* Texto mostrado
* * *

Una amiga nos cuenta que en su trabajo habían organizado unos turnos semanales para que cada uno de los empleados -eran pocos, cinco en total- llevase la comida en túper para todos los demás. Así podían librarse durante cuatro semanas de la engorrosa obligación de prepararse la comida para el trabajo (no hay cantina en su empresa y trabajan en una oficina perdida en un polígono industrial que parece un escenario postapocalíptico para serie de zombies). El caso es que todo funcionó bien hasta que le llegó el turno semanal a un compañero recién llegado al trabajo. A la hora de comer, cuando el hombre abrió los cinco túpers que había preparado, cada uno de los comensales se encontró con una especie de bizcocho negruzco (que tenía la textura de un ladrillo), y a su lado, dos castañas a modo de dos fieles peones escoltando a la reina del tablero. Aquello era todo. "¿Este es el menú?", se atrevió a preguntar -con un hilo de voz- uno de los compañeros de trabajo. "Pues sí. Es que me había olvidado de deciros que soy vegano", respondió el cocinero. El bizcocho resultó ser una tarta de quinoa y algarroba. Las castañas eran evidentemente castañas (Catanaea sativa). Sin pelar, por supuesto. Y recién cogidas del árbol. Aquella semana se terminó el experimento comunal de los túpers a la hora de comer. Cada uno volvió a llevarse su propia comida al trabajo.

Es evidente que hay docenas de menús veganos que pueden ser apetitosos y suculentos, pero aquel compañero de trabajo había optado por una especie de mortificación religiosa a la hora de elegir su militancia vegana. Comer, en cierta forma, era un crimen contra la naturaleza. El disfrute -el mero placer sensual de engullir alimentos sabrosos y bien cocinados- era una forma de violentar la austeridad esencial de la Madre Tierra. Y todo lo que fuera hedonismo y buen humor era una manifestación del carácter destructivo de los humanos que estamos destruyendo nuestro planeta y estamos llevando esta civilización hacia un final paroxístico (el cambio climático, el apocalipsis energético, la desigualdad social). Más o menos, esta era la forma de ver el mundo de aquel hombre (mi amiga nos lo fue contando todo a lo largo de la charla). Era la visión de alguien que concebía la vida como un angustioso proceso de mortificación por el simple hecho de estar vivo. El humor, la ironía, la conversación, los viajes, o el simple placer de charlar mientras se tomaba una cerveza en una terraza frente al mar, le parecían vicios abominables indignos de una persona consciente del destino inexorable del planeta. Vivir, para aquel hombre, era sufrir, castigarse, culparse de todo lo malo que ocurría (y para él nunca ocurría nada bueno). Su ideal de vida -aunque no fuera consciente de ello- eran los monjes trapenses, aquellos ermitaños que vivían en cenobios, casi sin hablar, casi sin comer, dedicados a la oración y el silencio.

* * *

* Datos proporcionados

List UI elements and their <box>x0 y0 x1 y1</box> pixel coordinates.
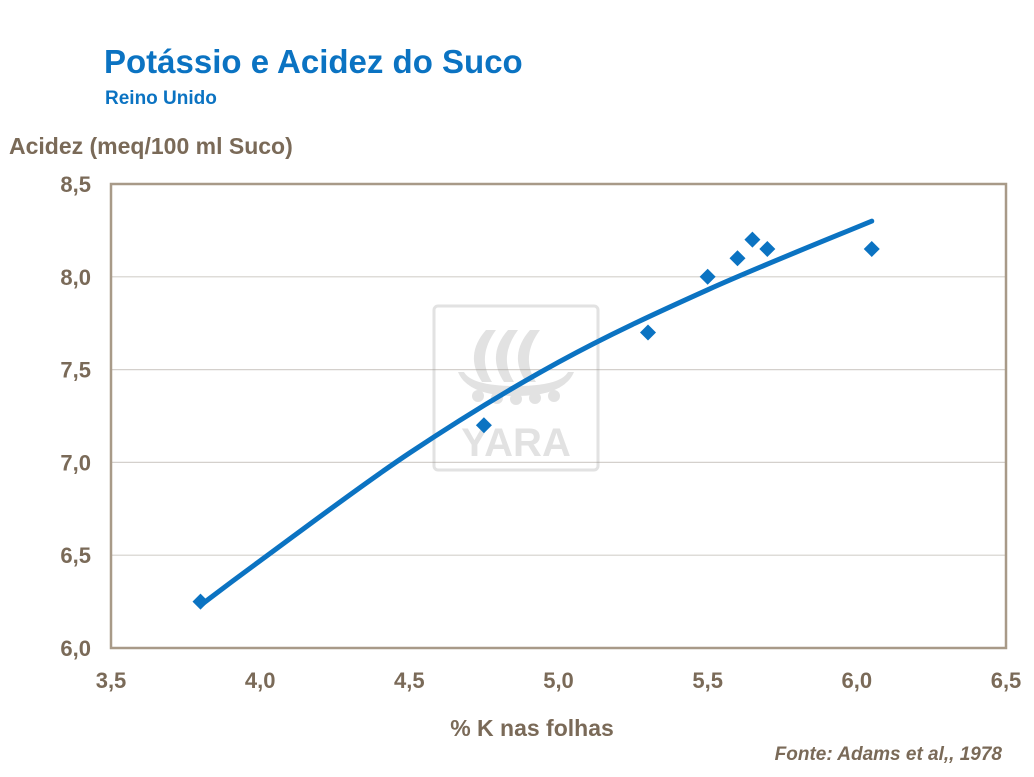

* * *

* Tarea por hacer
En el texto sobre los túpers del trabajo, ¿qué resultó ser el bizcocho negruzco? Los datos no hacen falta aquí.

* Respuesta
Una tarta de quinoa y algarroba.